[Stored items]
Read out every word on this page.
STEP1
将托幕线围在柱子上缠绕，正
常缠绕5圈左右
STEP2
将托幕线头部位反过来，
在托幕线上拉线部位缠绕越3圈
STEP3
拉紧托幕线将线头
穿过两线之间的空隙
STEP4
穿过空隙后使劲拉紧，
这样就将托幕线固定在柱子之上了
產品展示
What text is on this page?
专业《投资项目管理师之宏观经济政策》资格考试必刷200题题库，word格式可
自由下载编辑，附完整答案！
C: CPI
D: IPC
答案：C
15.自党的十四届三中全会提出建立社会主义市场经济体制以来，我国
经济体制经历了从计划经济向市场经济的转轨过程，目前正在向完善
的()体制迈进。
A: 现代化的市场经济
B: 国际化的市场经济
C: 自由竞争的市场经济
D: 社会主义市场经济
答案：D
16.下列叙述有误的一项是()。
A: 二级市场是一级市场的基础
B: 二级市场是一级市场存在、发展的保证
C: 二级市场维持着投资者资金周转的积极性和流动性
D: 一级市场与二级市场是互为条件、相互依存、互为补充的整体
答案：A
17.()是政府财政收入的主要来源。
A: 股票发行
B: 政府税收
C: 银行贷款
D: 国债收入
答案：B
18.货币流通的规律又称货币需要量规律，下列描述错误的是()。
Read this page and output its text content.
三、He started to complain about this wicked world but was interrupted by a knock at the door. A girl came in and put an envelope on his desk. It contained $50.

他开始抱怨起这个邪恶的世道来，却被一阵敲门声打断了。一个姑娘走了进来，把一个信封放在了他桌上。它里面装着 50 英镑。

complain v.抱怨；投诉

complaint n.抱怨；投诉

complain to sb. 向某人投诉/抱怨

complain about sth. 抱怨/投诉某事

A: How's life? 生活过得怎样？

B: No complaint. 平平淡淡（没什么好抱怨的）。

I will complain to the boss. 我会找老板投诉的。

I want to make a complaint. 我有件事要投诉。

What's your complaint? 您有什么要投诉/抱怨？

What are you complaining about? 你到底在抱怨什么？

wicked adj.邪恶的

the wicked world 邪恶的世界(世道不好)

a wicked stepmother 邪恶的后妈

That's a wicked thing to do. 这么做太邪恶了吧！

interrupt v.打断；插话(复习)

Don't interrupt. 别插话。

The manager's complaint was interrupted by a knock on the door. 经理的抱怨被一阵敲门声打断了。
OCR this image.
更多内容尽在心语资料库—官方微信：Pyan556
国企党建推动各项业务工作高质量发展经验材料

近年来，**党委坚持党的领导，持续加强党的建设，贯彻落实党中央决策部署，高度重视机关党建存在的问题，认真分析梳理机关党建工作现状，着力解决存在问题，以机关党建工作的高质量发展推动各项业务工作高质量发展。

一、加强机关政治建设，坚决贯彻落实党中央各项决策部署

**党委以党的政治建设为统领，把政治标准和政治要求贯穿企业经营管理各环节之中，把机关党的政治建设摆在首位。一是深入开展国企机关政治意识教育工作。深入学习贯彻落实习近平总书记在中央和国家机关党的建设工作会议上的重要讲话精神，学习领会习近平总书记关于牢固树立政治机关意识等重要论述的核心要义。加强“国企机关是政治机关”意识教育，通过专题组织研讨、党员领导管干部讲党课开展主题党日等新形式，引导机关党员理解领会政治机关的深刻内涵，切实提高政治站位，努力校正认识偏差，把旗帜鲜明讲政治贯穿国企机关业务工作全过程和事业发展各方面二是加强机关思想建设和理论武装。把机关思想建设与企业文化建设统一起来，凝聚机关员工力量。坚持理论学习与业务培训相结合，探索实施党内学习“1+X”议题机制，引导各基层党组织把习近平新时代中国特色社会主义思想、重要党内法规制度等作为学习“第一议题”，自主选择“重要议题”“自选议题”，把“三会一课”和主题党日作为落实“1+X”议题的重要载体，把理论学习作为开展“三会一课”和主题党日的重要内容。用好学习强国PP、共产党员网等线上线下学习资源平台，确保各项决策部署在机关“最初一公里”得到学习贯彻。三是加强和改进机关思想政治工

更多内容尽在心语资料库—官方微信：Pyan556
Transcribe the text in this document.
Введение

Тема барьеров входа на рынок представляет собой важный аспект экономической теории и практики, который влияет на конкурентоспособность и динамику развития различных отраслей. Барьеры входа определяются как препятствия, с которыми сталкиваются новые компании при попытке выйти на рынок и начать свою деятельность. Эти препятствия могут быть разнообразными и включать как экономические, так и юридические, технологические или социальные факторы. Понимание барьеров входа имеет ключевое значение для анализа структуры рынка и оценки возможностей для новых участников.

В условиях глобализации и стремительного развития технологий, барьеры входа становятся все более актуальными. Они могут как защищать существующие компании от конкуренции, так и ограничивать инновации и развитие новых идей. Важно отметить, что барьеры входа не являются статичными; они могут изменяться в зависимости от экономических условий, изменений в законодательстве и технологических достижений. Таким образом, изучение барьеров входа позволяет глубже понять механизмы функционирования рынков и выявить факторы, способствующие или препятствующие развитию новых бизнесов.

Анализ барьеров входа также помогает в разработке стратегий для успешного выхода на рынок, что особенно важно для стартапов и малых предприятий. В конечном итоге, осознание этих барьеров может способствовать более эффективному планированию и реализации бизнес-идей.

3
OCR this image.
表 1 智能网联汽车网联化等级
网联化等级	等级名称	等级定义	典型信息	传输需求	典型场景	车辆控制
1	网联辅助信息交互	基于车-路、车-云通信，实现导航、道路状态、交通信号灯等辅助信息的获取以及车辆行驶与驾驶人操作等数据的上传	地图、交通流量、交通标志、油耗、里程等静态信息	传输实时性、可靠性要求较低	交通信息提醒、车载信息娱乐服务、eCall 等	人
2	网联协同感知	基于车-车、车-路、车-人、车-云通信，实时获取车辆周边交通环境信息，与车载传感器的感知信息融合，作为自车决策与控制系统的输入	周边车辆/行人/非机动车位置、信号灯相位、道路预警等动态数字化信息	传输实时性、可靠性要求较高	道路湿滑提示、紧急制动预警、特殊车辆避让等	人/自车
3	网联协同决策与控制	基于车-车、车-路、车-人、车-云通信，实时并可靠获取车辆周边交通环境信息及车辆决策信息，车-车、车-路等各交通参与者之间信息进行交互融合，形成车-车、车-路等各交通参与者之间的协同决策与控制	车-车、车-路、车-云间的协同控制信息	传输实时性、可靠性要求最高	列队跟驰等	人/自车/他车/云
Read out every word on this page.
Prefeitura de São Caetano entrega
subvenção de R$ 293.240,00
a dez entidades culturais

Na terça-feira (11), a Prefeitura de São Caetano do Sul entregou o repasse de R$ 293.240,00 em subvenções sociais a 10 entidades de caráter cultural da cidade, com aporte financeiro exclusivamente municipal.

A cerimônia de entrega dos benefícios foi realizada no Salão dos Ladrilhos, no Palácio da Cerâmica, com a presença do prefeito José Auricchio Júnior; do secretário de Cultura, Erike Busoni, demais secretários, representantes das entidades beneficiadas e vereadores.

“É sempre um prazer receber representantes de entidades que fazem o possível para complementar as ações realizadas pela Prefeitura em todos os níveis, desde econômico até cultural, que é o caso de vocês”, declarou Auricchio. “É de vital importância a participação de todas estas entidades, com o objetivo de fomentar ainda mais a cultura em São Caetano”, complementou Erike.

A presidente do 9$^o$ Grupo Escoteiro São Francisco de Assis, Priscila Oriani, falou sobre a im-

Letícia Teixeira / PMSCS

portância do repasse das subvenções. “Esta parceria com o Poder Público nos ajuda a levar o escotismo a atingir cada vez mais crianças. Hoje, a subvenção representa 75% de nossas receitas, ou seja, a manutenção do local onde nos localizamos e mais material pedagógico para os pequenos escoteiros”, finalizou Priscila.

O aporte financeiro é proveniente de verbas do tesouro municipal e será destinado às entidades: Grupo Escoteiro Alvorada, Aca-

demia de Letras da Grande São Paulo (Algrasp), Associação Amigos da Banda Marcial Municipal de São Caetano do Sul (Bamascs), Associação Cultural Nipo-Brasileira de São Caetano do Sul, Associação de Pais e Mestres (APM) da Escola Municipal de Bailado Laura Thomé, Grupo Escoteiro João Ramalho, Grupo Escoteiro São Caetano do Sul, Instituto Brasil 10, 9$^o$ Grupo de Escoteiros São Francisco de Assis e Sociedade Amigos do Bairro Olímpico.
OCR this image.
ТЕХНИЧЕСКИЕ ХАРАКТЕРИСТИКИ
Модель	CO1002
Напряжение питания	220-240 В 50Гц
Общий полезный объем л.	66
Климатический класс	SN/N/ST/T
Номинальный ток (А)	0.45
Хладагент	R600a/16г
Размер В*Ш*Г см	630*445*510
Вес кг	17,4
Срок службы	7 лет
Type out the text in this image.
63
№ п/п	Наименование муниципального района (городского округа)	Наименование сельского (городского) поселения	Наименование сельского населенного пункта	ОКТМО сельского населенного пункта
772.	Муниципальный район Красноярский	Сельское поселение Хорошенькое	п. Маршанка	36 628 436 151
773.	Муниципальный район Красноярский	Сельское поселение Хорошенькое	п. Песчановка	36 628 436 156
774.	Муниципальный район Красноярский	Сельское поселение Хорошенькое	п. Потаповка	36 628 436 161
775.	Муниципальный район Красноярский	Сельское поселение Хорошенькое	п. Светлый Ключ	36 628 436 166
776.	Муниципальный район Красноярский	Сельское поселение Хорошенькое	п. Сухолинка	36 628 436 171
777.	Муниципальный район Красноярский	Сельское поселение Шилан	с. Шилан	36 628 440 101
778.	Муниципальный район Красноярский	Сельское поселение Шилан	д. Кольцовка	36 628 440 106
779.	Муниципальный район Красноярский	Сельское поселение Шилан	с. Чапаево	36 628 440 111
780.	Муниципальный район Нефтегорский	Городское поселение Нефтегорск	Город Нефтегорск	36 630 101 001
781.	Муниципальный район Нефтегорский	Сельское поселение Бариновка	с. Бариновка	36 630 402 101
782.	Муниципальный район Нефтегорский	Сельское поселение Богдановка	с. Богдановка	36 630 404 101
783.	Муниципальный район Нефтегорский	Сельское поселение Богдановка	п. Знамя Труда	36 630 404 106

Directive: Repeat exactly the lines from the one containing "Type out the text in this image." through the last line of the records above, both included, and nothing else.

Answer for the task:
Type out the text in this image.
63
№ п/п	Наименование муниципального района (городского округа)	Наименование сельского (городского) поселения	Наименование сельского населенного пункта	ОКТМО сельского населенного пункта
772.	Муниципальный район Красноярский	Сельское поселение Хорошенькое	п. Маршанка	36 628 436 151
773.	Муниципальный район Красноярский	Сельское поселение Хорошенькое	п. Песчановка	36 628 436 156
774.	Муниципальный район Красноярский	Сельское поселение Хорошенькое	п. Потаповка	36 628 436 161
775.	Муниципальный район Красноярский	Сельское поселение Хорошенькое	п. Светлый Ключ	36 628 436 166
776.	Муниципальный район Красноярский	Сельское поселение Хорошенькое	п. Сухолинка	36 628 436 171
777.	Муниципальный район Красноярский	Сельское поселение Шилан	с. Шилан	36 628 440 101
778.	Муниципальный район Красноярский	Сельское поселение Шилан	д. Кольцовка	36 628 440 106
779.	Муниципальный район Красноярский	Сельское поселение Шилан	с. Чапаево	36 628 440 111
780.	Муниципальный район Нефтегорский	Городское поселение Нефтегорск	Город Нефтегорск	36 630 101 001
781.	Муниципальный район Нефтегорский	Сельское поселение Бариновка	с. Бариновка	36 630 402 101
782.	Муниципальный район Нефтегорский	Сельское поселение Богдановка	с. Богдановка	36 630 404 101
783.	Муниципальный район Нефтегорский	Сельское поселение Богдановка	п. Знамя Труда	36 630 404 106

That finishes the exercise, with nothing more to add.